TASK DESCRIPTION: Give every line of the material again, exactly as written.

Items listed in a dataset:
··········

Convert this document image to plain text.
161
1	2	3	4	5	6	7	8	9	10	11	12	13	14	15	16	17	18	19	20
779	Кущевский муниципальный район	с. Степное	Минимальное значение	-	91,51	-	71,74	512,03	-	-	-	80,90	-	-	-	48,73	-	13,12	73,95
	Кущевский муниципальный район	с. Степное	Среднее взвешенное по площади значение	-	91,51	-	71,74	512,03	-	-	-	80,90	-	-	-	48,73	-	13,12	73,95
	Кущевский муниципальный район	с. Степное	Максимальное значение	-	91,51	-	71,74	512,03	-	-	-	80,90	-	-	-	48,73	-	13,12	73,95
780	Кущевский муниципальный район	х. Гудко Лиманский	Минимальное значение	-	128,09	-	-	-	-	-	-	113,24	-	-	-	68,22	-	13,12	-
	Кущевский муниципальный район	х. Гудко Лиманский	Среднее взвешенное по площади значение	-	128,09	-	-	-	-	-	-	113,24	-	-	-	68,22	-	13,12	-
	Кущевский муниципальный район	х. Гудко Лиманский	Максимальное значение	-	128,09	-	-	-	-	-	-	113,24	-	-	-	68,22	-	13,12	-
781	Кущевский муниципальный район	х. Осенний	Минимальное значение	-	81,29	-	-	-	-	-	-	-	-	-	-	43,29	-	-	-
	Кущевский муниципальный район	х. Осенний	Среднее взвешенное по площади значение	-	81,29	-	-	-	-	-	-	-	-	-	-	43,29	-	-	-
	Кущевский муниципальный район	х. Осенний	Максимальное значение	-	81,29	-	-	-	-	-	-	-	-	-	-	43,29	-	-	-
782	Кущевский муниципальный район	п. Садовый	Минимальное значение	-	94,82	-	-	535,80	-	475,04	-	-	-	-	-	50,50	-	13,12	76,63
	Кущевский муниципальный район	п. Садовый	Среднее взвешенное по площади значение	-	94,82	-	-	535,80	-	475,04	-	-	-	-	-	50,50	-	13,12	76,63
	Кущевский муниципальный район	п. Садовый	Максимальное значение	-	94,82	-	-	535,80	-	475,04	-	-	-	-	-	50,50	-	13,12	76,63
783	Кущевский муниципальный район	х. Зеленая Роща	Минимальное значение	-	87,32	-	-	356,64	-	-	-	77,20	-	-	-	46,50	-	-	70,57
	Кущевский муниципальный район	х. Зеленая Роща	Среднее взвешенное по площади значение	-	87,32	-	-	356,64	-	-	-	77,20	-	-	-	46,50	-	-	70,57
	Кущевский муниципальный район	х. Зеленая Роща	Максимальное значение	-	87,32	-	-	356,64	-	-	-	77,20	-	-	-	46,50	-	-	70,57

··········

FULL ANSWER:
Convert this document image to plain text.
161
1	2	3	4	5	6	7	8	9	10	11	12	13	14	15	16	17	18	19	20
779	Кущевский муниципальный район	с. Степное	Минимальное значение	-	91,51	-	71,74	512,03	-	-	-	80,90	-	-	-	48,73	-	13,12	73,95
	Кущевский муниципальный район	с. Степное	Среднее взвешенное по площади значение	-	91,51	-	71,74	512,03	-	-	-	80,90	-	-	-	48,73	-	13,12	73,95
	Кущевский муниципальный район	с. Степное	Максимальное значение	-	91,51	-	71,74	512,03	-	-	-	80,90	-	-	-	48,73	-	13,12	73,95
780	Кущевский муниципальный район	х. Гудко Лиманский	Минимальное значение	-	128,09	-	-	-	-	-	-	113,24	-	-	-	68,22	-	13,12	-
	Кущевский муниципальный район	х. Гудко Лиманский	Среднее взвешенное по площади значение	-	128,09	-	-	-	-	-	-	113,24	-	-	-	68,22	-	13,12	-
	Кущевский муниципальный район	х. Гудко Лиманский	Максимальное значение	-	128,09	-	-	-	-	-	-	113,24	-	-	-	68,22	-	13,12	-
781	Кущевский муниципальный район	х. Осенний	Минимальное значение	-	81,29	-	-	-	-	-	-	-	-	-	-	43,29	-	-	-
	Кущевский муниципальный район	х. Осенний	Среднее взвешенное по площади значение	-	81,29	-	-	-	-	-	-	-	-	-	-	43,29	-	-	-
	Кущевский муниципальный район	х. Осенний	Максимальное значение	-	81,29	-	-	-	-	-	-	-	-	-	-	43,29	-	-	-
782	Кущевский муниципальный район	п. Садовый	Минимальное значение	-	94,82	-	-	535,80	-	475,04	-	-	-	-	-	50,50	-	13,12	76,63
	Кущевский муниципальный район	п. Садовый	Среднее взвешенное по площади значение	-	94,82	-	-	535,80	-	475,04	-	-	-	-	-	50,50	-	13,12	76,63
	Кущевский муниципальный район	п. Садовый	Максимальное значение	-	94,82	-	-	535,80	-	475,04	-	-	-	-	-	50,50	-	13,12	76,63
783	Кущевский муниципальный район	х. Зеленая Роща	Минимальное значение	-	87,32	-	-	356,64	-	-	-	77,20	-	-	-	46,50	-	-	70,57
	Кущевский муниципальный район	х. Зеленая Роща	Среднее взвешенное по площади значение	-	87,32	-	-	356,64	-	-	-	77,20	-	-	-	46,50	-	-	70,57
	Кущевский муниципальный район	х. Зеленая Роща	Максимальное значение	-	87,32	-	-	356,64	-	-	-	77,20	-	-	-	46,50	-	-	70,57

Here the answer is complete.